- **Page text**
The First shall be Last
BRYAN WILSON

Combining samples from different distributions is a hazardous process.  Traditionally form orders in schools have been produced by combining the marks from different subjects. Bryan Wilson describes a teaching approach to sensitize student teachers to the dangers of doing this.

Form orders, wherein the students in a class are ranked in some overall order of merit, are less common in schools than they used to be.  Nevertheless, plenty of schools in Britain still use them.  In many other countries the practice is widespread.

Objections to form orders are of two kinds, educational and statistical.  The educational arguments against them are partly psychological, partly sociological, and most young teachers and student teachers would be aware of them.  The statistical objections however, while no less serious, are much less well-known.  Some consideration should be given to them in the educational measurement component of initial teacher education courses, not only to convince the students themselves of the unreliability of form orders, but also to provide them with convincing evidence, on statistical grounds, in defence of their views in the staff-room.

The unreliability arises, of course, from the need to produce a single rank order from a set of individual subject-orders, usually available as sets of raw marks.

These marks may themselves either be examination results, or the aggregate of marks given for separate pieces of work over a period of time.  In the latter case the problem is compounded - but we will restrict ourselves to the one-stage problem!

The student teacher will probably be familiar with the meaning of mean, median and mode, and aware that average usually implies the mean.  The unexpected properties of the average of numbers derived by combining two or more sets of numbers may be shown by a series of carefully chosen examples.

Example: Average Speeds
I drive to Leeds, 60 km away, at an average speed of 40 kph, and 1 drive back again at 30 kph.  What is my average speed for the double journey?

This kind of problem is, of course, very well known.  Nevertheless, a significant number of student teachers are surprised to find that the answer is not 35 kph.  The teaching point to emphasise is that the average for the combined situation lies between the two separate averages.

- **Data shown**
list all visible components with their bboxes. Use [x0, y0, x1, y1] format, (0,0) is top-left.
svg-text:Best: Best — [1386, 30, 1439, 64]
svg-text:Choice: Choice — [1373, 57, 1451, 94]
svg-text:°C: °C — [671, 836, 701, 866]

- **What this task involves**
List every statistical measure that the article on form orders says student teachers will probably already know the meaning of.

- **Complete answer**
Mean, median and mode.